Give back the entire listing verbatim.

*** Records to use ***

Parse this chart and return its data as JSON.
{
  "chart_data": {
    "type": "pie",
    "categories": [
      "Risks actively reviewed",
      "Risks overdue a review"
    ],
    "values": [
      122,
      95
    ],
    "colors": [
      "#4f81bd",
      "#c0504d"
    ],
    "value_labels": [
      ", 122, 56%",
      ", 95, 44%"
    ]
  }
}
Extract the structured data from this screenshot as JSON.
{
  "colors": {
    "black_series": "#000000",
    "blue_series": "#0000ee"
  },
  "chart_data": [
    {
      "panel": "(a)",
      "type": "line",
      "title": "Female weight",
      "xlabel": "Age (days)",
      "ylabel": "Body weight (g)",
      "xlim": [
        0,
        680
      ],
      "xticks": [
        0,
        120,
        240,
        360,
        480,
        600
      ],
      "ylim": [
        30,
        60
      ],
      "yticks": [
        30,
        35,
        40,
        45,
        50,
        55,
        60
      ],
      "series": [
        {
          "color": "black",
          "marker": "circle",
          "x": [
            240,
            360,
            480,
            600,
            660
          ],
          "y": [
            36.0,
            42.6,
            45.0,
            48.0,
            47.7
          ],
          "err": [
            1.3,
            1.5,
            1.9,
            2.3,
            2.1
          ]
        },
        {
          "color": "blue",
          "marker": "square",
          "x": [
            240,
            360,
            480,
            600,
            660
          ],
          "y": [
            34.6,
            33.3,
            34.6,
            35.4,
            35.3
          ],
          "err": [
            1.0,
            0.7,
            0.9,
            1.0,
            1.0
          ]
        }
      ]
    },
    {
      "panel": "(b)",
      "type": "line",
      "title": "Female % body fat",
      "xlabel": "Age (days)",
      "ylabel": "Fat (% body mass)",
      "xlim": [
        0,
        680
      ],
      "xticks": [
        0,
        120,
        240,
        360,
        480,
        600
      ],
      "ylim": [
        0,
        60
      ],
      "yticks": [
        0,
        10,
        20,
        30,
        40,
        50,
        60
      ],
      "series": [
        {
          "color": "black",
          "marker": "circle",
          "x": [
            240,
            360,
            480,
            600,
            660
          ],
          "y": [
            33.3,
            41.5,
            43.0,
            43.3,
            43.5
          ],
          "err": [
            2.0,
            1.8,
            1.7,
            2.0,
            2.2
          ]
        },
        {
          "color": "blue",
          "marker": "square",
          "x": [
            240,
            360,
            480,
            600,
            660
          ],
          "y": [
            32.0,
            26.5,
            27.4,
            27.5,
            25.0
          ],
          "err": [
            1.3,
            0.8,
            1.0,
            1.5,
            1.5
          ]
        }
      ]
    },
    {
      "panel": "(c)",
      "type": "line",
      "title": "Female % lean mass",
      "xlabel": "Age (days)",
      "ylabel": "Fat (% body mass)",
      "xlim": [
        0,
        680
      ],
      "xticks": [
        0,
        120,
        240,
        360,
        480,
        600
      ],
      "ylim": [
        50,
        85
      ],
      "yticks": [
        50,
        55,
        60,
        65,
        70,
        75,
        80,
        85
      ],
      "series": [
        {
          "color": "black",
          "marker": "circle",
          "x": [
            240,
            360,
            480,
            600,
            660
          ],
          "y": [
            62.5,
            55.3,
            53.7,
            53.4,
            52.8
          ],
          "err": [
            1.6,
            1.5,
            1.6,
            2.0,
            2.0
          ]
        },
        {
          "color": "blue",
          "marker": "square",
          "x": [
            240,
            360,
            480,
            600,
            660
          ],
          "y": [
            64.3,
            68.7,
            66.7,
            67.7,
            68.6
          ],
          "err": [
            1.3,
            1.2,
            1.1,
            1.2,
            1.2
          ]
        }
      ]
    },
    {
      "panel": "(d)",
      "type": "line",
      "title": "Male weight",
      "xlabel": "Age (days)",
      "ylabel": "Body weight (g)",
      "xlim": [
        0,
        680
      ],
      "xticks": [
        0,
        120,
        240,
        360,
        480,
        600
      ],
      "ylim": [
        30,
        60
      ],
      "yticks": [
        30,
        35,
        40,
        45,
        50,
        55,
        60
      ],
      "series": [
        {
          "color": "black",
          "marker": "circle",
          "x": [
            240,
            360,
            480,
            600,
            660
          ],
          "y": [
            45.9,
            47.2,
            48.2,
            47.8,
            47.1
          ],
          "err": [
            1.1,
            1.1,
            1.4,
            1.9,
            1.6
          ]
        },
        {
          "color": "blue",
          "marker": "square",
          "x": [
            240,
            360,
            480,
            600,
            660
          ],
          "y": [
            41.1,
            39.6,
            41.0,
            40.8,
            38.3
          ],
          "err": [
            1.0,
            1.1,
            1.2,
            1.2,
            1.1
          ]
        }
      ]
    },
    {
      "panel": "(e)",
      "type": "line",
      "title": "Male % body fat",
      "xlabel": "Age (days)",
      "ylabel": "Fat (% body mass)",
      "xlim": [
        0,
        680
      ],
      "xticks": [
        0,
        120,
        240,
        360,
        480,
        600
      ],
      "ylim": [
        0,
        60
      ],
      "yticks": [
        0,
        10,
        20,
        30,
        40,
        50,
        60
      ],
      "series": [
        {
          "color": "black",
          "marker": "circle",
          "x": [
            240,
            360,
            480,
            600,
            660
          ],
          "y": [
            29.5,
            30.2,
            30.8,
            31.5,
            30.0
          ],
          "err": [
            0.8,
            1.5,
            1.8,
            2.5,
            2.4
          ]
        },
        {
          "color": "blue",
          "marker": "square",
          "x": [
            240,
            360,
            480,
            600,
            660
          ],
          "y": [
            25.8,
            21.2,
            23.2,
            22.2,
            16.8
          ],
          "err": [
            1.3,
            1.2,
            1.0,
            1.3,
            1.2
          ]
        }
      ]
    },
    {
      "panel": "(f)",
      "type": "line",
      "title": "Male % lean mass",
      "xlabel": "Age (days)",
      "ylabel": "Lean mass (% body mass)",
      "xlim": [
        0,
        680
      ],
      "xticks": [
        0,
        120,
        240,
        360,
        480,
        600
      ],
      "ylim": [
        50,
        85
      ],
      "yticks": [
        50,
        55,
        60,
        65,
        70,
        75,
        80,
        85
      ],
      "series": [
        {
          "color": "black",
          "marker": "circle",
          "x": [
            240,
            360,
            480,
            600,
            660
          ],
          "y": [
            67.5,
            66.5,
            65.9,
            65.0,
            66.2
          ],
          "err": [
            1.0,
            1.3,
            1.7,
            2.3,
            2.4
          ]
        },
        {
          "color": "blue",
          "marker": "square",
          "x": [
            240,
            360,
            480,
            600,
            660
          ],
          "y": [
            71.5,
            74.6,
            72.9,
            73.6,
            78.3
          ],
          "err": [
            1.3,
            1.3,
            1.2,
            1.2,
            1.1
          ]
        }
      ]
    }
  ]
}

***

• _Final result_:
Parse this chart and return its data as JSON.
{
  "chart_data": {
    "type": "pie",
    "categories": [
      "Risks actively reviewed",
      "Risks overdue a review"
    ],
    "values": [
      122,
      95
    ],
    "colors": [
      "#4f81bd",
      "#c0504d"
    ],
    "value_labels": [
      ", 122, 56%",
      ", 95, 44%"
    ]
  }
}
Extract the structured data from this screenshot as JSON.
{
  "colors": {
    "black_series": "#000000",
    "blue_series": "#0000ee"
  },
  "chart_data": [
    {
      "panel": "(a)",
      "type": "line",
      "title": "Female weight",
      "xlabel": "Age (days)",
      "ylabel": "Body weight (g)",
      "xlim": [
        0,
        680
      ],
      "xticks": [
        0,
        120,
        240,
        360,
        480,
        600
      ],
      "ylim": [
        30,
        60
      ],
      "yticks": [
        30,
        35,
        40,
        45,
        50,
        55,
        60
      ],
      "series": [
        {
          "color": "black",
          "marker": "circle",
          "x": [
            240,
            360,
            480,
            600,
            660
          ],
          "y": [
            36.0,
            42.6,
            45.0,
            48.0,
            47.7
          ],
          "err": [
            1.3,
            1.5,
            1.9,
            2.3,
            2.1
          ]
        },
        {
          "color": "blue",
          "marker": "square",
          "x": [
            240,
            360,
            480,
            600,
            660
          ],
          "y": [
            34.6,
            33.3,
            34.6,
            35.4,
            35.3
          ],
          "err": [
            1.0,
            0.7,
            0.9,
            1.0,
            1.0
          ]
        }
      ]
    },
    {
      "panel": "(b)",
      "type": "line",
      "title": "Female % body fat",
      "xlabel": "Age (days)",
      "ylabel": "Fat (% body mass)",
      "xlim": [
        0,
        680
      ],
      "xticks": [
        0,
        120,
        240,
        360,
        480,
        600
      ],
      "ylim": [
        0,
        60
      ],
      "yticks": [
        0,
        10,
        20,
        30,
        40,
        50,
        60
      ],
      "series": [
        {
          "color": "black",
          "marker": "circle",
          "x": [
            240,
            360,
            480,
            600,
            660
          ],
          "y": [
            33.3,
            41.5,
            43.0,
            43.3,
            43.5
          ],
          "err": [
            2.0,
            1.8,
            1.7,
            2.0,
            2.2
          ]
        },
        {
          "color": "blue",
          "marker": "square",
          "x": [
            240,
            360,
            480,
            600,
            660
          ],
          "y": [
            32.0,
            26.5,
            27.4,
            27.5,
            25.0
          ],
          "err": [
            1.3,
            0.8,
            1.0,
            1.5,
            1.5
          ]
        }
      ]
    },
    {
      "panel": "(c)",
      "type": "line",
      "title": "Female % lean mass",
      "xlabel": "Age (days)",
      "ylabel": "Fat (% body mass)",
      "xlim": [
        0,
        680
      ],
      "xticks": [
        0,
        120,
        240,
        360,
        480,
        600
      ],
      "ylim": [
        50,
        85
      ],
      "yticks": [
        50,
        55,
        60,
        65,
        70,
        75,
        80,
        85
      ],
      "series": [
        {
          "color": "black",
          "marker": "circle",
          "x": [
            240,
            360,
            480,
            600,
            660
          ],
          "y": [
            62.5,
            55.3,
            53.7,
            53.4,
            52.8
          ],
          "err": [
            1.6,
            1.5,
            1.6,
            2.0,
            2.0
          ]
        },
        {
          "color": "blue",
          "marker": "square",
          "x": [
            240,
            360,
            480,
            600,
            660
          ],
          "y": [
            64.3,
            68.7,
            66.7,
            67.7,
            68.6
          ],
          "err": [
            1.3,
            1.2,
            1.1,
            1.2,
            1.2
          ]
        }
      ]
    },
    {
      "panel": "(d)",
      "type": "line",
      "title": "Male weight",
      "xlabel": "Age (days)",
      "ylabel": "Body weight (g)",
      "xlim": [
        0,
        680
      ],
      "xticks": [
        0,
        120,
        240,
        360,
        480,
        600
      ],
      "ylim": [
        30,
        60
      ],
      "yticks": [
        30,
        35,
        40,
        45,
        50,
        55,
        60
      ],
      "series": [
        {
          "color": "black",
          "marker": "circle",
          "x": [
            240,
            360,
            480,
            600,
            660
          ],
          "y": [
            45.9,
            47.2,
            48.2,
            47.8,
            47.1
          ],
          "err": [
            1.1,
            1.1,
            1.4,
            1.9,
            1.6
          ]
        },
        {
          "color": "blue",
          "marker": "square",
          "x": [
            240,
            360,
            480,
            600,
            660
          ],
          "y": [
            41.1,
            39.6,
            41.0,
            40.8,
            38.3
          ],
          "err": [
            1.0,
            1.1,
            1.2,
            1.2,
            1.1
          ]
        }
      ]
    },
    {
      "panel": "(e)",
      "type": "line",
      "title": "Male % body fat",
      "xlabel": "Age (days)",
      "ylabel": "Fat (% body mass)",
      "xlim": [
        0,
        680
      ],
      "xticks": [
        0,
        120,
        240,
        360,
        480,
        600
      ],
      "ylim": [
        0,
        60
      ],
      "yticks": [
        0,
        10,
        20,
        30,
        40,
        50,
        60
      ],
      "series": [
        {
          "color": "black",
          "marker": "circle",
          "x": [
            240,
            360,
            480,
            600,
            660
          ],
          "y": [
            29.5,
            30.2,
            30.8,
            31.5,
            30.0
          ],
          "err": [
            0.8,
            1.5,
            1.8,
            2.5,
            2.4
          ]
        },
        {
          "color": "blue",
          "marker": "square",
          "x": [
            240,
            360,
            480,
            600,
            660
          ],
          "y": [
            25.8,
            21.2,
            23.2,
            22.2,
            16.8
          ],
          "err": [
            1.3,
            1.2,
            1.0,
            1.3,
            1.2
          ]
        }
      ]
    },
    {
      "panel": "(f)",
      "type": "line",
      "title": "Male % lean mass",
      "xlabel": "Age (days)",
      "ylabel": "Lean mass (% body mass)",
      "xlim": [
        0,
        680
      ],
      "xticks": [
        0,
        120,
        240,
        360,
        480,
        600
      ],
      "ylim": [
        50,
        85
      ],
      "yticks": [
        50,
        55,
        60,
        65,
        70,
        75,
        80,
        85
      ],
      "series": [
        {
          "color": "black",
          "marker": "circle",
          "x": [
            240,
            360,
            480,
            600,
            660
          ],
          "y": [
            67.5,
            66.5,
            65.9,
            65.0,
            66.2
          ],
          "err": [
            1.0,
            1.3,
            1.7,
            2.3,
            2.4
          ]
        },
        {
          "color": "blue",
          "marker": "square",
          "x": [
            240,
            360,
            480,
            600,
            660
          ],
          "y": [
            71.5,
            74.6,
            72.9,
            73.6,
            78.3
          ],
          "err": [
            1.3,
            1.3,
            1.2,
            1.2,
            1.1
          ]
        }
      ]
    }
  ]
}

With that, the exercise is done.